Lay out the lines below as a numbered list, from the line with "help-icon[interactable]: ? xyxy=(1425,17,1447,39)" up to and including the line with "cell-type: Default xyxy=(366,286,546,323)". Include only those lines and omit any blank ones.
┄┄┄┄┄┄┄┄┄┄┄┄┄┄┄┄┄┄┄┄
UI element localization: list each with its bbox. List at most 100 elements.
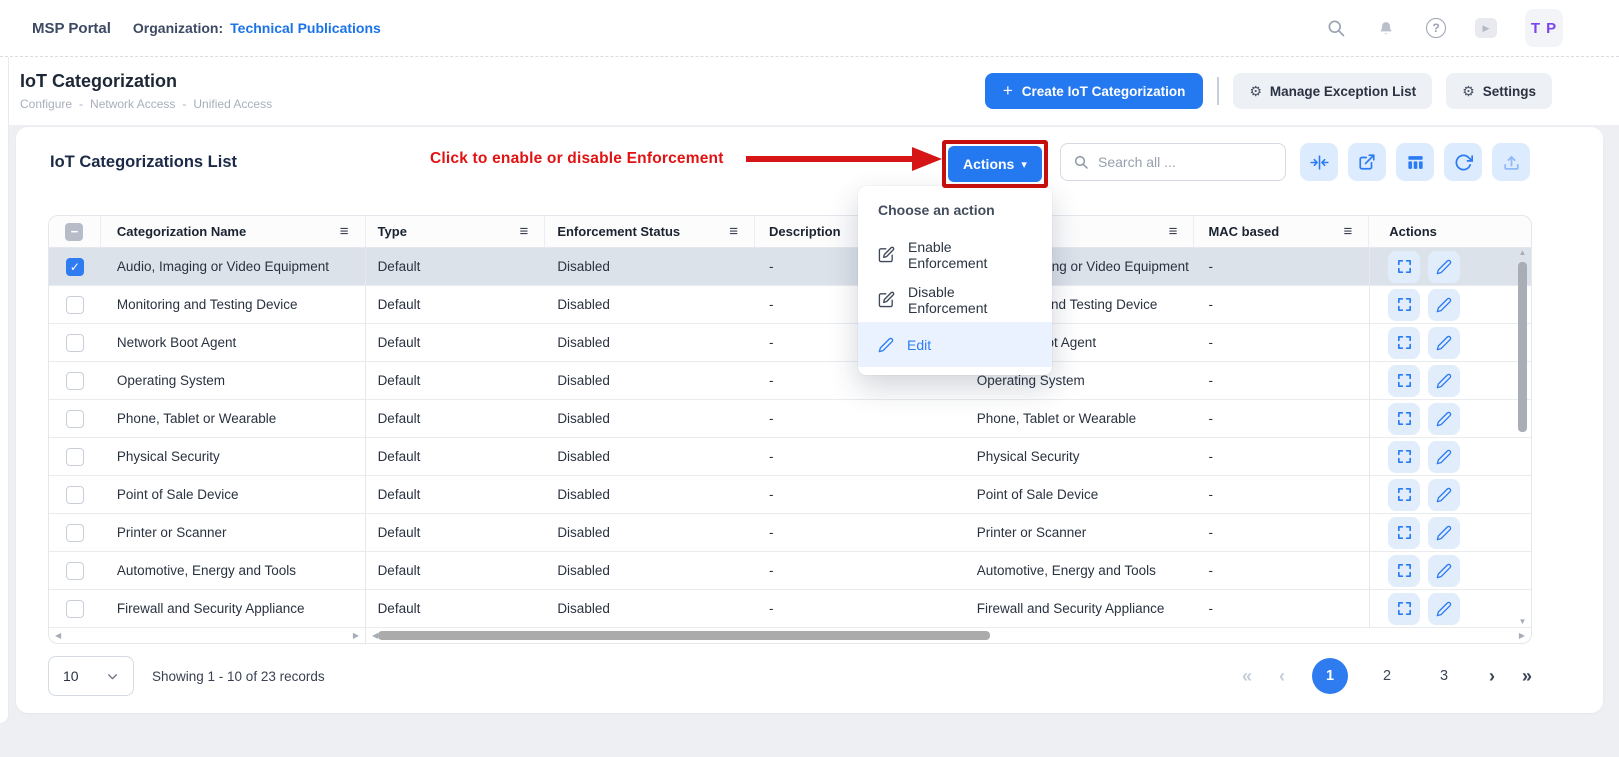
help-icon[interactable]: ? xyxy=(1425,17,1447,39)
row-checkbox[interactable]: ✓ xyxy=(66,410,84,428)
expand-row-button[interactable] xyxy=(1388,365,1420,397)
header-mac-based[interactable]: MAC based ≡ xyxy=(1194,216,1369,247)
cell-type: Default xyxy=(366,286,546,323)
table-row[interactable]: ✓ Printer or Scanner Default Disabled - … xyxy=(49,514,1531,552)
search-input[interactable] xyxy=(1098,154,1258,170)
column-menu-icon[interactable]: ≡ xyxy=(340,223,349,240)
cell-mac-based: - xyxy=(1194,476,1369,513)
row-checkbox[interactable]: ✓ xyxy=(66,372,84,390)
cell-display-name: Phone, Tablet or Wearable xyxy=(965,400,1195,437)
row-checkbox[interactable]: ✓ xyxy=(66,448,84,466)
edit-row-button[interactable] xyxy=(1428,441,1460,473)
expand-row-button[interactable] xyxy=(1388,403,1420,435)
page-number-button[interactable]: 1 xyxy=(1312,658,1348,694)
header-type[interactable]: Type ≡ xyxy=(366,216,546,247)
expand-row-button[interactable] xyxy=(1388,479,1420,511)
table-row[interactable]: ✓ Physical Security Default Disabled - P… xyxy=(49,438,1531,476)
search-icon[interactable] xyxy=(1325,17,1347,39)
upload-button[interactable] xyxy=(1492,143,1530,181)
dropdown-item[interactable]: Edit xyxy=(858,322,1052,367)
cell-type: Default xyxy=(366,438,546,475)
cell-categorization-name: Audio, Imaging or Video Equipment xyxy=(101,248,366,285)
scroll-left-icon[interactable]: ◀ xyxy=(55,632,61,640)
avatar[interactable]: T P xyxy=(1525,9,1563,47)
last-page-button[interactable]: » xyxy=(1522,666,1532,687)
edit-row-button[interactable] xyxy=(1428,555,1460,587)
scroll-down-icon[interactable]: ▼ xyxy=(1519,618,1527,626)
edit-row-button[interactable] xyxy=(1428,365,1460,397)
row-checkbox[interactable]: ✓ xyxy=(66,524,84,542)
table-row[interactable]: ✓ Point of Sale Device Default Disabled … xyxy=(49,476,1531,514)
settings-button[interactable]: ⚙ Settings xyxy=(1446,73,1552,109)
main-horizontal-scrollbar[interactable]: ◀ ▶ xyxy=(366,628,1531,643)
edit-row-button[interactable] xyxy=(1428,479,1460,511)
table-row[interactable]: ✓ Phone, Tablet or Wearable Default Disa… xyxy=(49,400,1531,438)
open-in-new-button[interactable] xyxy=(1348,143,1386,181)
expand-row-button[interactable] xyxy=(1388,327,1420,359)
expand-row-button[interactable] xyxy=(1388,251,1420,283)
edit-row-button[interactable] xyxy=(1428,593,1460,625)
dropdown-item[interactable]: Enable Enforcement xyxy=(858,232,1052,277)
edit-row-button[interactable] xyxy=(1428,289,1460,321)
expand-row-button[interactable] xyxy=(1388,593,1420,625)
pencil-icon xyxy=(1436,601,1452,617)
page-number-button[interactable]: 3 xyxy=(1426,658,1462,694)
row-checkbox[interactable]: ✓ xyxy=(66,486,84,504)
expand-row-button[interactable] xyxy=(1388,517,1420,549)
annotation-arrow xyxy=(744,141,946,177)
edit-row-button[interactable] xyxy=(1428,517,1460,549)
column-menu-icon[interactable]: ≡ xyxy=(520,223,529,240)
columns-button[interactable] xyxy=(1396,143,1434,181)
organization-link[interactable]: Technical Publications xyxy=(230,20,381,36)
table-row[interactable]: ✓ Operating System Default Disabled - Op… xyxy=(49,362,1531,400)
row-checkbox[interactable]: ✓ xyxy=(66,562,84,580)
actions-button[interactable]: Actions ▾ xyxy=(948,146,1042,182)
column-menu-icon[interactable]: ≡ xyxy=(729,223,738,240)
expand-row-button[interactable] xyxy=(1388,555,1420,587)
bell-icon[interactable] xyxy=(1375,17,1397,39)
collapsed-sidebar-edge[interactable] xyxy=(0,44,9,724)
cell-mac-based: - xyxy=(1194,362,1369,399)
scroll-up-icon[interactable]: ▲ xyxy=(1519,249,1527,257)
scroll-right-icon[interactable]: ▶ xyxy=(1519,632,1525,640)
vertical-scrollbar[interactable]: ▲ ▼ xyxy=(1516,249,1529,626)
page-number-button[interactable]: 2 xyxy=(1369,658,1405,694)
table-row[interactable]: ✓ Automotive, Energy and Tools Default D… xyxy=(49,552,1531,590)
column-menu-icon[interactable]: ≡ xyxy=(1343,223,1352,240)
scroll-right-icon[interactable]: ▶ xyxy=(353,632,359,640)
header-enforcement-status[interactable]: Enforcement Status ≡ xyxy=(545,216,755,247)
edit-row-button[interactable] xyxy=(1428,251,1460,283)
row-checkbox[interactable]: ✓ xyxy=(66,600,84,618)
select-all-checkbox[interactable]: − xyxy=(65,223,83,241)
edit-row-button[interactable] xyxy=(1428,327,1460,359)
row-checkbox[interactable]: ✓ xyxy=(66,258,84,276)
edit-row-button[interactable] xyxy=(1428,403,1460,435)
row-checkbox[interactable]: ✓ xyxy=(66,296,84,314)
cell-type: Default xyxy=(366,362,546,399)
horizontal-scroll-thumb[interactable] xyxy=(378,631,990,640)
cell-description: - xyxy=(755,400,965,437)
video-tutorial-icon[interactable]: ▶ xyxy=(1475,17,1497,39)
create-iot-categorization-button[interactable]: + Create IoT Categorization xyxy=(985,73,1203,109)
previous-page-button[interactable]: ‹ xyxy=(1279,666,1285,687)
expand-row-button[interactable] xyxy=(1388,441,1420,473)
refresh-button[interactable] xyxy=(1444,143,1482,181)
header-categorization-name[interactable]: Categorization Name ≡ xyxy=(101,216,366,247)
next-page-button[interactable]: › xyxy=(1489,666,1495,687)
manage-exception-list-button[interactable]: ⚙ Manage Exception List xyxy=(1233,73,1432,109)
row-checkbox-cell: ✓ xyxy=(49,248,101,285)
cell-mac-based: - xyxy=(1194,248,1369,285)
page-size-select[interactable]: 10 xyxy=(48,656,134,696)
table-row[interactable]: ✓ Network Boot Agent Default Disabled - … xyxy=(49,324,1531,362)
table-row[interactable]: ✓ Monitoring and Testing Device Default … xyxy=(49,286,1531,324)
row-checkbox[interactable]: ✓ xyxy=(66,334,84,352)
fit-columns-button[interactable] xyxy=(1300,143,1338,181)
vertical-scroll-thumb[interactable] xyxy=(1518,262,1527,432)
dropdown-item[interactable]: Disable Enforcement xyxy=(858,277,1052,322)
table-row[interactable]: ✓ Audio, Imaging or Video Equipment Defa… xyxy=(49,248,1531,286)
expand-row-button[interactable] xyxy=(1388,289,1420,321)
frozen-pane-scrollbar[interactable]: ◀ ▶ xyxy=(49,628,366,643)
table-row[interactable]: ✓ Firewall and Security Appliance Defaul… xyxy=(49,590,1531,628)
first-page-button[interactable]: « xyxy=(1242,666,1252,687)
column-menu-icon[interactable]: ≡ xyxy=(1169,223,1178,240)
┄┄┄┄┄┄┄┄┄┄┄┄┄┄┄┄┄┄┄┄
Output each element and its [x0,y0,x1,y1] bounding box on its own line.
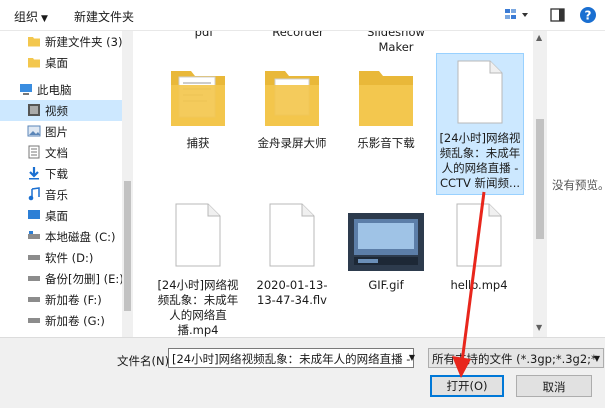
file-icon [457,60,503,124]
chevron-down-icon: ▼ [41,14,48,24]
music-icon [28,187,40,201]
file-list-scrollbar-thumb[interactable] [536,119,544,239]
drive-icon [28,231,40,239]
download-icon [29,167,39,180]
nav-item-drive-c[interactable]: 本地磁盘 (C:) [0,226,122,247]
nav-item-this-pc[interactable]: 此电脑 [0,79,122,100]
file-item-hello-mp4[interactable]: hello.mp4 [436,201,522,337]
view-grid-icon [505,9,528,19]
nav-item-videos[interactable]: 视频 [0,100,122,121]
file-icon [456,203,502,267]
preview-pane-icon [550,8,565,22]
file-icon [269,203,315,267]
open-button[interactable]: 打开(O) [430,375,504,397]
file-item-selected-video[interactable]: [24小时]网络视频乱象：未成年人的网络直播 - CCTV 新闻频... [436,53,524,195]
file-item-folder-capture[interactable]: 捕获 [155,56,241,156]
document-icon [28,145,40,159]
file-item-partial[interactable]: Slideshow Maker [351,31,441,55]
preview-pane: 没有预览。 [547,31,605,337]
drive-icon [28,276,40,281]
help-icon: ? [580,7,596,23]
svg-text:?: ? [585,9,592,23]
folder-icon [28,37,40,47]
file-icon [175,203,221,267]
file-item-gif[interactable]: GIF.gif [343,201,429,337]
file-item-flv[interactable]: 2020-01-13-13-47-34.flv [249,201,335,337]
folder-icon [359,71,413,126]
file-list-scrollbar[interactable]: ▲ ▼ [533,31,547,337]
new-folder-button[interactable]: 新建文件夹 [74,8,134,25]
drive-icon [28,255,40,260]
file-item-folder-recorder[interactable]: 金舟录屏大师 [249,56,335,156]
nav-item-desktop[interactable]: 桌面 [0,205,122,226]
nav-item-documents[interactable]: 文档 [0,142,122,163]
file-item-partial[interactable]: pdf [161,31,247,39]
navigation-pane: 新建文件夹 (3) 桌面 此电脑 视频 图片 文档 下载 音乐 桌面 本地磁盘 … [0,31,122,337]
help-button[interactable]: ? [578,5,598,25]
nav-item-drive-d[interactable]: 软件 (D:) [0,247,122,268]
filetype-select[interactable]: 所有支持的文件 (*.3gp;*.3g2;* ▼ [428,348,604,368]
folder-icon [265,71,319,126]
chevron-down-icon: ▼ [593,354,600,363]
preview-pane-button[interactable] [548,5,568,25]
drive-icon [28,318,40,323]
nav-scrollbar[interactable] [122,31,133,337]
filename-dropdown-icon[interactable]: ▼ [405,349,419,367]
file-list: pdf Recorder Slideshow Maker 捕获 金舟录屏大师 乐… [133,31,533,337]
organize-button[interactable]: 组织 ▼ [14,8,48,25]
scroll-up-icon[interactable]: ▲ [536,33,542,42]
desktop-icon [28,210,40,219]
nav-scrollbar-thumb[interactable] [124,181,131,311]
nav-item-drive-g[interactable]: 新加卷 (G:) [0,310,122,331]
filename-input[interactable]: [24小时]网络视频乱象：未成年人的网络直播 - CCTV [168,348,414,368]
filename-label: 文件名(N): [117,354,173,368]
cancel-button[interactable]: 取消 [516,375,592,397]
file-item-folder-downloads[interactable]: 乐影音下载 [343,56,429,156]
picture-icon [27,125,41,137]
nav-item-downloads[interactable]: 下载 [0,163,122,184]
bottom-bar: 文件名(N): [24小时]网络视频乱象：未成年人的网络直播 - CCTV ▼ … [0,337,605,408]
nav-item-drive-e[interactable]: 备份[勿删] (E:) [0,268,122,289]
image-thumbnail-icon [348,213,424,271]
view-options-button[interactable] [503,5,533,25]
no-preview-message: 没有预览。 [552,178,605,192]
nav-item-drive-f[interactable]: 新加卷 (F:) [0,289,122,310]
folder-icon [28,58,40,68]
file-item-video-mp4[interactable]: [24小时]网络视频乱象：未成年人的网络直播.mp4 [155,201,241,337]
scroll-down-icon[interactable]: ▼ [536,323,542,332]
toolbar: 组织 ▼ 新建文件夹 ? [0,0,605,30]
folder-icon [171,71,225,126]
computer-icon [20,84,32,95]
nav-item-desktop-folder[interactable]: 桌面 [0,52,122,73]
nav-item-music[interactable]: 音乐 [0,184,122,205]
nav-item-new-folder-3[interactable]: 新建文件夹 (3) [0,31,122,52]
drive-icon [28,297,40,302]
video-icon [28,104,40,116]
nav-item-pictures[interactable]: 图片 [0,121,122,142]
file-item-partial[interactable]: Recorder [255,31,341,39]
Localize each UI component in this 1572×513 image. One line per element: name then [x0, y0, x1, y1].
┄┄┄┄┄┄┄┄┄┄┄┄┄┄┄┄┄┄┄┄
### Solution to this problem
1. help-icon[interactable]: ? xyxy=(1425,17,1447,39)
2. row-checkbox[interactable]: ✓ xyxy=(66,410,84,428)
3. expand-row-button[interactable] xyxy=(1388,365,1420,397)
4. header-mac-based[interactable]: MAC based ≡ xyxy=(1194,216,1369,247)
5. cell-type: Default xyxy=(366,286,546,323)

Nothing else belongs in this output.